Source material:
_ _ _

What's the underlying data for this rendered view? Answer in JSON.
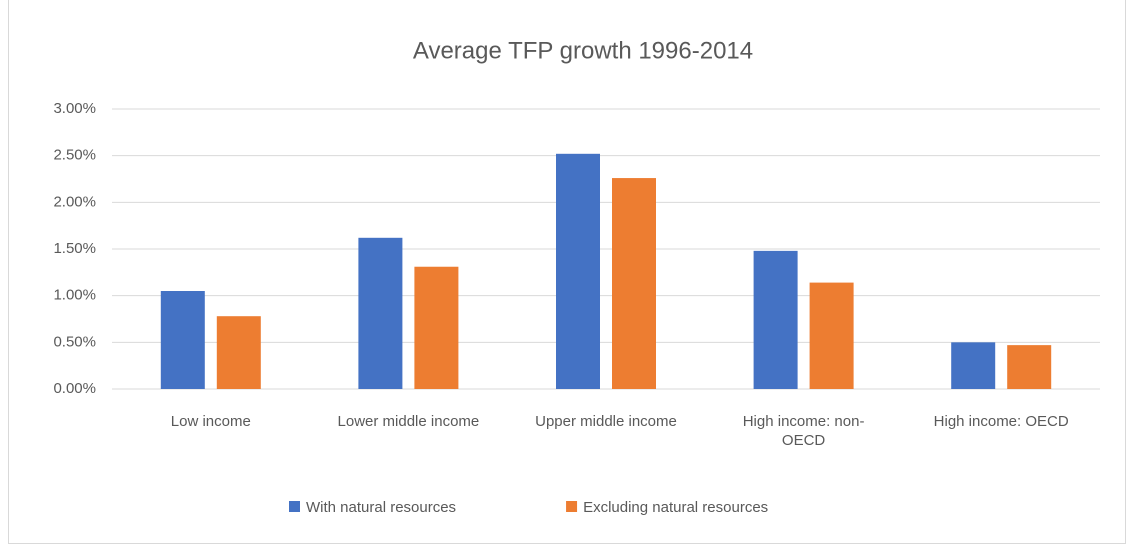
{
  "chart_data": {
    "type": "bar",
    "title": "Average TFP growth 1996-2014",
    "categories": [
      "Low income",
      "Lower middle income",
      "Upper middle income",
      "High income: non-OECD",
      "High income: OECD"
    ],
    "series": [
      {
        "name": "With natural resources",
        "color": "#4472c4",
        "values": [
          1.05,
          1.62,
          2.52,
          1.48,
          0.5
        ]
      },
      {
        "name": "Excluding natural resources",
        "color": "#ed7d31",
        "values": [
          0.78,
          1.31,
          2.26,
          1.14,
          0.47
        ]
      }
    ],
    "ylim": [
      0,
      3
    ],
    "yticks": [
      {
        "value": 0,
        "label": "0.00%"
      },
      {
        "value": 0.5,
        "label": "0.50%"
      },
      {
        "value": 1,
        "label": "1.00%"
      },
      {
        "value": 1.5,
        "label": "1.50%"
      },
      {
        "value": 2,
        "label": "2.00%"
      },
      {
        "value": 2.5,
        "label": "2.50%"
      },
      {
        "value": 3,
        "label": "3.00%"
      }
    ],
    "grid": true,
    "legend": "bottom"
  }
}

_ _ _

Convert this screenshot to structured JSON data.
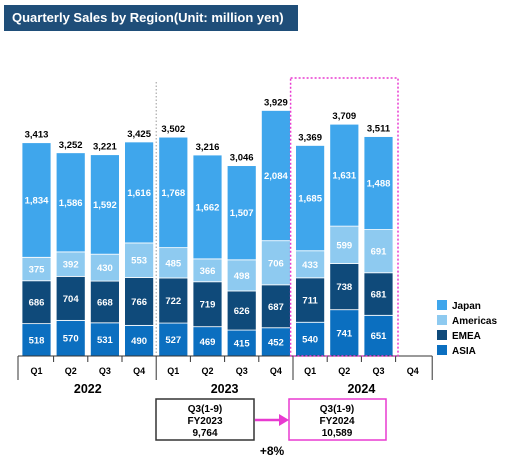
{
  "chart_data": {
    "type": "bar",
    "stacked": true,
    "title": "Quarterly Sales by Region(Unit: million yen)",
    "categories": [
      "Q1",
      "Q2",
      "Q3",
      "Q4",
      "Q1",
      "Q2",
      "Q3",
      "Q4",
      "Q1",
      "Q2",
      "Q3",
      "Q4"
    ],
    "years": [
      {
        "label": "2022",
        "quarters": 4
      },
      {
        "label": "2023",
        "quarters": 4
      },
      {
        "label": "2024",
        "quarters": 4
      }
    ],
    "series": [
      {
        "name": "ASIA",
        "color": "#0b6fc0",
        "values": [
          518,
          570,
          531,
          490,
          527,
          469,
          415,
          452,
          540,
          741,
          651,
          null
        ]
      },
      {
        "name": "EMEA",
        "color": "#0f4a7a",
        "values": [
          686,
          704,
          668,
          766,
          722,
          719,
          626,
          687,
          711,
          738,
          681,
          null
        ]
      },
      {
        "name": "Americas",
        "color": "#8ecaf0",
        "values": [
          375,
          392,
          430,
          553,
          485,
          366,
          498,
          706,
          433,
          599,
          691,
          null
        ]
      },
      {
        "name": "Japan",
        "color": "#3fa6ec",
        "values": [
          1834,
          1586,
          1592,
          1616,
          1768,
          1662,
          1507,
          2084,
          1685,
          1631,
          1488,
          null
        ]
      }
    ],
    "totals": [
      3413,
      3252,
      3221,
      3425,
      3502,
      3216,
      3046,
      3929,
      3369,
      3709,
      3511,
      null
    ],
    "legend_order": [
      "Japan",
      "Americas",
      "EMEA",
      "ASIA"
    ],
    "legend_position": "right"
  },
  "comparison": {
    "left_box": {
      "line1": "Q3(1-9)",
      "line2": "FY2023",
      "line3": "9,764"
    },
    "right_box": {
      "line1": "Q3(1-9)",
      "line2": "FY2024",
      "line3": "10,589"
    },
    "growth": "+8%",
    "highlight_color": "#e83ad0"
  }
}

_ _ _

Each line in the listing above that contains "name" should be copied.

        "name": "With natural resources",
        "name": "Excluding natural resources",
        "name": "ASIA",
        "name": "EMEA",
        "name": "Americas",
        "name": "Japan",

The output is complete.